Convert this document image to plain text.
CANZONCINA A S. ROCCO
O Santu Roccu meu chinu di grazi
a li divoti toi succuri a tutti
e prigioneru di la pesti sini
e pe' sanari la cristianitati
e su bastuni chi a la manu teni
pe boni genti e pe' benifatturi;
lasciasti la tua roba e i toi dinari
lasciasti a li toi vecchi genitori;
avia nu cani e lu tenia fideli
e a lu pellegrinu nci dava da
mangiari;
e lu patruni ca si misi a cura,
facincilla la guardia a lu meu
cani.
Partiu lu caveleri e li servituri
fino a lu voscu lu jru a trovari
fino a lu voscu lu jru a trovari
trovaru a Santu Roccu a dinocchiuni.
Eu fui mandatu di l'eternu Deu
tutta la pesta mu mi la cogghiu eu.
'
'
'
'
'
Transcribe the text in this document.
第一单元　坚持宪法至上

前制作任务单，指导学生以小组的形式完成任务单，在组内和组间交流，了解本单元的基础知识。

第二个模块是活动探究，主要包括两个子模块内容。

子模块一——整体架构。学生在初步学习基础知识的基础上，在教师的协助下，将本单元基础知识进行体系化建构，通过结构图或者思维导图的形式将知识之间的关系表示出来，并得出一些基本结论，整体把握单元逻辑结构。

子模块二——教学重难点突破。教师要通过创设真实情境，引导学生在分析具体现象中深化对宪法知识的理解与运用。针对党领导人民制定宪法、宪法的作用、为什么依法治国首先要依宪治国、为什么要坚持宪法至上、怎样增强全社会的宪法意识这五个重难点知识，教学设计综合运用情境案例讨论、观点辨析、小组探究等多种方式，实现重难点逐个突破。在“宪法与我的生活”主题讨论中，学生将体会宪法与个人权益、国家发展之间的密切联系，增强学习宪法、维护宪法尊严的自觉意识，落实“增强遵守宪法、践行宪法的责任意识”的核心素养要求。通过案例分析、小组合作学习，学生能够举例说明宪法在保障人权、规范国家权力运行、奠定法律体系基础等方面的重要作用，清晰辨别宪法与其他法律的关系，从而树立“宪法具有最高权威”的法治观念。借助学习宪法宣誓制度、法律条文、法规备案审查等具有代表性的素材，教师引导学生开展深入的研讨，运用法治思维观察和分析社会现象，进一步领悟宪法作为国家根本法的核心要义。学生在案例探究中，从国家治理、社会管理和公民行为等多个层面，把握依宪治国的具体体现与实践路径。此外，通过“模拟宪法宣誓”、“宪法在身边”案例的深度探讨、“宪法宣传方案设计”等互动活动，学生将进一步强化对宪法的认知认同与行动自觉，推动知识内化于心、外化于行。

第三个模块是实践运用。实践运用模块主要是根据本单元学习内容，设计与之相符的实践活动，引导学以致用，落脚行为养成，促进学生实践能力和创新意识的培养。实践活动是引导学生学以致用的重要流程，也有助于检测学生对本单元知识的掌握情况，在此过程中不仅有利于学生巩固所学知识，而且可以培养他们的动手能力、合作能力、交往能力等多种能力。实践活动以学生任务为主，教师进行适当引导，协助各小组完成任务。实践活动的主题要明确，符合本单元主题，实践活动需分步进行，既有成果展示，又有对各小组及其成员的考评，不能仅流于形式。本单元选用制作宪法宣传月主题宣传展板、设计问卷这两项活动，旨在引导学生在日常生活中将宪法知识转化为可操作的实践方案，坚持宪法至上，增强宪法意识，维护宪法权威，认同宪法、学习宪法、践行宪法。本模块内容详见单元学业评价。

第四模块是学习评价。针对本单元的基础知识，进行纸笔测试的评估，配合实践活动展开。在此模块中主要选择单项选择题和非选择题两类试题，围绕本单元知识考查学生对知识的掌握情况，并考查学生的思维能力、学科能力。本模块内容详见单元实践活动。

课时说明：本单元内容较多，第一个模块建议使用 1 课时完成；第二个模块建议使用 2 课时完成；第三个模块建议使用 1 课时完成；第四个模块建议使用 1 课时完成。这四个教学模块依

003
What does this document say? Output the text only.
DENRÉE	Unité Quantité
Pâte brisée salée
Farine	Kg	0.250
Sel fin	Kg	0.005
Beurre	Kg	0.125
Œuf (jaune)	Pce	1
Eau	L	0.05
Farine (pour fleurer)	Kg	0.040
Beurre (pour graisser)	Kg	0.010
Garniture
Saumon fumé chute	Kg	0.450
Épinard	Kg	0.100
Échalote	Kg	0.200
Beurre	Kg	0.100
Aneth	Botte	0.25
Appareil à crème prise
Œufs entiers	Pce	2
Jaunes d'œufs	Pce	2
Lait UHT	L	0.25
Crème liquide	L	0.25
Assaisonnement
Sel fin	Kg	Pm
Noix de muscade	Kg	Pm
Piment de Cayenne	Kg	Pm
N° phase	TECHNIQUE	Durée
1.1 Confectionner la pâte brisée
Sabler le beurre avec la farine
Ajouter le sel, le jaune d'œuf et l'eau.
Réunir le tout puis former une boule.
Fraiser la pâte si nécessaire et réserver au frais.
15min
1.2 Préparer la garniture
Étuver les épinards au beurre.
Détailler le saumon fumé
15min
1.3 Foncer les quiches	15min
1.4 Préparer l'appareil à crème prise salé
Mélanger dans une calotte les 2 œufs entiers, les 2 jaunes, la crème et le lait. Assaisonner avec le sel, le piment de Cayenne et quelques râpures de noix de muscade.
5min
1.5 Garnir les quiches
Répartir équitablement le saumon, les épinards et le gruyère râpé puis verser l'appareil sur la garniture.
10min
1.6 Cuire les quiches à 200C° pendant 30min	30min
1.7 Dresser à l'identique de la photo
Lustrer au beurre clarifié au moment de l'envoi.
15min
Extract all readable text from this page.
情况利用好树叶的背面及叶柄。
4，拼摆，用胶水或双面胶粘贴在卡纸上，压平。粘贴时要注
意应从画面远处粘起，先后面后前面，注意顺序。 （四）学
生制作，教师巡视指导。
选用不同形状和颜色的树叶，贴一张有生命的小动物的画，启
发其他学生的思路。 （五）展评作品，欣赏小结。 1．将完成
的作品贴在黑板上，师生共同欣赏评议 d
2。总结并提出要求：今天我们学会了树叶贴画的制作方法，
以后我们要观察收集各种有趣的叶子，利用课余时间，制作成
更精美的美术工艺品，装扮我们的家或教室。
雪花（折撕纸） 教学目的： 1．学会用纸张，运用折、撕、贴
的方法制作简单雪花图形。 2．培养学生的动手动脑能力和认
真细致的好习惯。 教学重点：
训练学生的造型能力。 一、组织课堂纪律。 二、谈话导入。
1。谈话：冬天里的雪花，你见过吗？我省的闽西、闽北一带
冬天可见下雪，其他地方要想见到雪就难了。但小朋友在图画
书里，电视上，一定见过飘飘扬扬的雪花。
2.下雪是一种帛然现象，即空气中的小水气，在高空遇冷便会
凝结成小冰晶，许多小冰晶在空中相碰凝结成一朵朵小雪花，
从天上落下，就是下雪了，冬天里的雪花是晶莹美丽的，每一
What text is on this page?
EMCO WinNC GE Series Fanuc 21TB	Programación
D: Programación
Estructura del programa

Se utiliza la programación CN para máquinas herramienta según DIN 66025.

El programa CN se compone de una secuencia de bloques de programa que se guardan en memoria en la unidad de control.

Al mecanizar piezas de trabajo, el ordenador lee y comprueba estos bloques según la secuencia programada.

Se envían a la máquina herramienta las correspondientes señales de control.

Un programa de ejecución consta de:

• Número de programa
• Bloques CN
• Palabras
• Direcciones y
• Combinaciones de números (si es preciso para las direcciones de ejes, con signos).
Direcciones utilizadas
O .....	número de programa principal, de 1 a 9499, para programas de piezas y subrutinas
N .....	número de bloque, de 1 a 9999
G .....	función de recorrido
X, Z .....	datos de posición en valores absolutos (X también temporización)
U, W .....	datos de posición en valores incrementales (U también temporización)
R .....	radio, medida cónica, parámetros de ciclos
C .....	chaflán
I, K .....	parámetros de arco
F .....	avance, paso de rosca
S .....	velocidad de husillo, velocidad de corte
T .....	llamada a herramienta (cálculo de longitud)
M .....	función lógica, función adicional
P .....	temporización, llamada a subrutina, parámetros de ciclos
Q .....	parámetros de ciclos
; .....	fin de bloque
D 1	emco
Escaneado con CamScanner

⁂

AIM
In the listing above, find the line containing "Extract all readable text from this page." and please quote exactly that line through the last one, and no other lines.

RESULT FOR THIS EXERCISE
Extract all readable text from this page.
情况利用好树叶的背面及叶柄。
4，拼摆，用胶水或双面胶粘贴在卡纸上，压平。粘贴时要注
意应从画面远处粘起，先后面后前面，注意顺序。 （四）学
生制作，教师巡视指导。
选用不同形状和颜色的树叶，贴一张有生命的小动物的画，启
发其他学生的思路。 （五）展评作品，欣赏小结。 1．将完成
的作品贴在黑板上，师生共同欣赏评议 d
2。总结并提出要求：今天我们学会了树叶贴画的制作方法，
以后我们要观察收集各种有趣的叶子，利用课余时间，制作成
更精美的美术工艺品，装扮我们的家或教室。
雪花（折撕纸） 教学目的： 1．学会用纸张，运用折、撕、贴
的方法制作简单雪花图形。 2．培养学生的动手动脑能力和认
真细致的好习惯。 教学重点：
训练学生的造型能力。 一、组织课堂纪律。 二、谈话导入。
1。谈话：冬天里的雪花，你见过吗？我省的闽西、闽北一带
冬天可见下雪，其他地方要想见到雪就难了。但小朋友在图画
书里，电视上，一定见过飘飘扬扬的雪花。
2.下雪是一种帛然现象，即空气中的小水气，在高空遇冷便会
凝结成小冰晶，许多小冰晶在空中相碰凝结成一朵朵小雪花，
从天上落下，就是下雪了，冬天里的雪花是晶莹美丽的，每一
What text is on this page?
EMCO WinNC GE Series Fanuc 21TB	Programación
D: Programación
Estructura del programa

Se utiliza la programación CN para máquinas herramienta según DIN 66025.

El programa CN se compone de una secuencia de bloques de programa que se guardan en memoria en la unidad de control.

Al mecanizar piezas de trabajo, el ordenador lee y comprueba estos bloques según la secuencia programada.

Se envían a la máquina herramienta las correspondientes señales de control.

Un programa de ejecución consta de:

• Número de programa
• Bloques CN
• Palabras
• Direcciones y
• Combinaciones de números (si es preciso para las direcciones de ejes, con signos).
Direcciones utilizadas
O .....	número de programa principal, de 1 a 9499, para programas de piezas y subrutinas
N .....	número de bloque, de 1 a 9999
G .....	función de recorrido
X, Z .....	datos de posición en valores absolutos (X también temporización)
U, W .....	datos de posición en valores incrementales (U también temporización)
R .....	radio, medida cónica, parámetros de ciclos
C .....	chaflán
I, K .....	parámetros de arco
F .....	avance, paso de rosca
S .....	velocidad de husillo, velocidad de corte
T .....	llamada a herramienta (cálculo de longitud)
M .....	función lógica, función adicional
P .....	temporización, llamada a subrutina, parámetros de ciclos
Q .....	parámetros de ciclos
; .....	fin de bloque
D 1	emco
Escaneado con CamScanner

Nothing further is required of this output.